(Records from a collection)
— start —
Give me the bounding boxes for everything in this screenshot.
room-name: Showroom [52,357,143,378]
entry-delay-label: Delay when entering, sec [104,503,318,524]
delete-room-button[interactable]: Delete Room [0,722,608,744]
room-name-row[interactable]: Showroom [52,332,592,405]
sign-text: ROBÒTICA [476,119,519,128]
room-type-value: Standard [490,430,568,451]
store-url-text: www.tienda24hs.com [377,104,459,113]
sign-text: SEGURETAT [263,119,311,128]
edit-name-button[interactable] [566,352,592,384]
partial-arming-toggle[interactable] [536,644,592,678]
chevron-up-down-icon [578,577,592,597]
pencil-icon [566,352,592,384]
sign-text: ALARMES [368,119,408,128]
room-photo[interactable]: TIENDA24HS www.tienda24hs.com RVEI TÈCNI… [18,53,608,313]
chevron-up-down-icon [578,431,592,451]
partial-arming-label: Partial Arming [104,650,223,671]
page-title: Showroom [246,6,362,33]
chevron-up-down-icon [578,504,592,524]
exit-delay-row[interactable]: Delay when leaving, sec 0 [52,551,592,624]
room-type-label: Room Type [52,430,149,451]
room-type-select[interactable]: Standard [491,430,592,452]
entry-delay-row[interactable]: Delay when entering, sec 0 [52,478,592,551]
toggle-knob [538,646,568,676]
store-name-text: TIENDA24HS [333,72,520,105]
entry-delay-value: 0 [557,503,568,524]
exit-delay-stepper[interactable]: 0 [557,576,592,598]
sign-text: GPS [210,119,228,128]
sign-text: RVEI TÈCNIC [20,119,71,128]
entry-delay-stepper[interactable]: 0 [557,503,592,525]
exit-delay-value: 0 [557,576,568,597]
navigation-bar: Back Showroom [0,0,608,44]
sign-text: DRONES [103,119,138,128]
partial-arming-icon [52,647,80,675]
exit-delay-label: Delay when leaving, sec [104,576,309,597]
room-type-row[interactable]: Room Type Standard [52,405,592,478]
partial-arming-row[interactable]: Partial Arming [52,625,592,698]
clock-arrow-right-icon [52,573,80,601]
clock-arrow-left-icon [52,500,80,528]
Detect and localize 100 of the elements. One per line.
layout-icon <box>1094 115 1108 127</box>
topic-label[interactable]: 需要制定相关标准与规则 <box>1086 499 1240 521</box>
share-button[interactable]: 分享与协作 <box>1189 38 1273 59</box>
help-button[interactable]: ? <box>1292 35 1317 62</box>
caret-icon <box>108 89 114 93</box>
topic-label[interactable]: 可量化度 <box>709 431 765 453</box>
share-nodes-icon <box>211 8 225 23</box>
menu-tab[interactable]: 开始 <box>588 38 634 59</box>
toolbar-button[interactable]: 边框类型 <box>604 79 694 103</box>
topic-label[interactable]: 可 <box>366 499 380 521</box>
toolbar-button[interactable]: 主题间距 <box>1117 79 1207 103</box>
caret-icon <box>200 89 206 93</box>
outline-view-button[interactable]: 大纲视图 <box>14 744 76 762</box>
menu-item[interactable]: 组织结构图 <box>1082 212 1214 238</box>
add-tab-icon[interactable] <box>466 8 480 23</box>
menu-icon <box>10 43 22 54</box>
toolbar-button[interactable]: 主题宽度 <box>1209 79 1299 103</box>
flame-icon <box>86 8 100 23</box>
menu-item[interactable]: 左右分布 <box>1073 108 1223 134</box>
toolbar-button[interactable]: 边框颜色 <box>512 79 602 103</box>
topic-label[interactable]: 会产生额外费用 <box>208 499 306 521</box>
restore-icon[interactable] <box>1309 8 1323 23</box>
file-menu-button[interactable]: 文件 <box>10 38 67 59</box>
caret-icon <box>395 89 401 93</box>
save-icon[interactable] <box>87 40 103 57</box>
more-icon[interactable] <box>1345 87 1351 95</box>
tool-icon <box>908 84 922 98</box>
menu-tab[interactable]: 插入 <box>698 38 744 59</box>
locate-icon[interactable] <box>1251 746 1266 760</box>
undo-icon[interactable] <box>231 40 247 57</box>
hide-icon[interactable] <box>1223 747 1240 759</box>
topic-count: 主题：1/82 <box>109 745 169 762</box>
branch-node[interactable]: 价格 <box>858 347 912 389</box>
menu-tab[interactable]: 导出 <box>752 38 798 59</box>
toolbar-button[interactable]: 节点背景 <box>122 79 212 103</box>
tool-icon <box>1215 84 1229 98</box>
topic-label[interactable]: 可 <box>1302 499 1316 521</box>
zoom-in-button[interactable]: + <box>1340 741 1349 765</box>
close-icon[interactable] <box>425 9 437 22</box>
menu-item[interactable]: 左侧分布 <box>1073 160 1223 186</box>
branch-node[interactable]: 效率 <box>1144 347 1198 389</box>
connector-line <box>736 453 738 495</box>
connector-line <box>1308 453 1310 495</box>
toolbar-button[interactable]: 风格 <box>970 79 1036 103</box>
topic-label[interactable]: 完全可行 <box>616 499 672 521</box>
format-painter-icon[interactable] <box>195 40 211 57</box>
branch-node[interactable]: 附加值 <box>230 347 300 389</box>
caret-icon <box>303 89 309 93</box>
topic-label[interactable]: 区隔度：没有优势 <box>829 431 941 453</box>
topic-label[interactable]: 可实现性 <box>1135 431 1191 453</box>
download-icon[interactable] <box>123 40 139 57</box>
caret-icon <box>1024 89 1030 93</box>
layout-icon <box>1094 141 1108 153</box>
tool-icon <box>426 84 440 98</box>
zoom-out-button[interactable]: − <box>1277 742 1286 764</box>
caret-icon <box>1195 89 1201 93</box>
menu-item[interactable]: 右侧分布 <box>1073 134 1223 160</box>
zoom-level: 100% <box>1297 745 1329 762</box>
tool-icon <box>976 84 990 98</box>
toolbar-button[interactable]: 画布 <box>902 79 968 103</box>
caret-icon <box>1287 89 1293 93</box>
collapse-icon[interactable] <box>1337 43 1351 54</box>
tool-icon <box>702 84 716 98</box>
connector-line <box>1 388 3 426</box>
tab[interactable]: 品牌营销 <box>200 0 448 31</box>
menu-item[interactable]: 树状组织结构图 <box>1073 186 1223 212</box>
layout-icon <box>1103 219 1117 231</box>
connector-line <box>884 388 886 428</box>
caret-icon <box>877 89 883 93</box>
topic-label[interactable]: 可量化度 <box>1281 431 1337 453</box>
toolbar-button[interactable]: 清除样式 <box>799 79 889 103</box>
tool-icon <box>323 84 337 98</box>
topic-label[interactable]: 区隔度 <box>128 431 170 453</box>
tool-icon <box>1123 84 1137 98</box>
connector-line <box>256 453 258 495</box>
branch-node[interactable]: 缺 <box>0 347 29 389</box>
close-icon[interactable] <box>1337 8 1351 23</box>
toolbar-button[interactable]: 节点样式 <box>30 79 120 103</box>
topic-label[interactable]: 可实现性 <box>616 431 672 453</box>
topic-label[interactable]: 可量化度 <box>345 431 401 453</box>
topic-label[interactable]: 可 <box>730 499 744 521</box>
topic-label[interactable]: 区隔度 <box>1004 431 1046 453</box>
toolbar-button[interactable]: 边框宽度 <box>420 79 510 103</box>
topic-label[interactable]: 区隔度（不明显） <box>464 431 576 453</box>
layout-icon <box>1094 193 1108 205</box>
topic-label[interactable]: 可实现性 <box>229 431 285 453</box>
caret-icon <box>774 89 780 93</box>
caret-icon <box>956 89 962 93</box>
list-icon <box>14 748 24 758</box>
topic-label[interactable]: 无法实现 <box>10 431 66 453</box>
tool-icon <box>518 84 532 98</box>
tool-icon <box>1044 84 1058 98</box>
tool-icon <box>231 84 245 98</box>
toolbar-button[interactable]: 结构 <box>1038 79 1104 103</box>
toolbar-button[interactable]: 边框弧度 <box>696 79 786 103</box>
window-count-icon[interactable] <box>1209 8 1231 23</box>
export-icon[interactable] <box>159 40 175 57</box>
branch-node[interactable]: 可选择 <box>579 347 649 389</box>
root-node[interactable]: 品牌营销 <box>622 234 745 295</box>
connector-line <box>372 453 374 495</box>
— end —
**AIM:**
Edit the stretch from the start of the data through the line that contains "delete-room-button[interactable]: Delete Room" so that "Showroom" becomes "Lobby", leaving everything else as it is.

**RESPONSE:**
Give me the bounding boxes for everything in this screenshot.
room-name: Lobby [52,357,143,378]
entry-delay-label: Delay when entering, sec [104,503,318,524]
delete-room-button[interactable]: Delete Room [0,722,608,744]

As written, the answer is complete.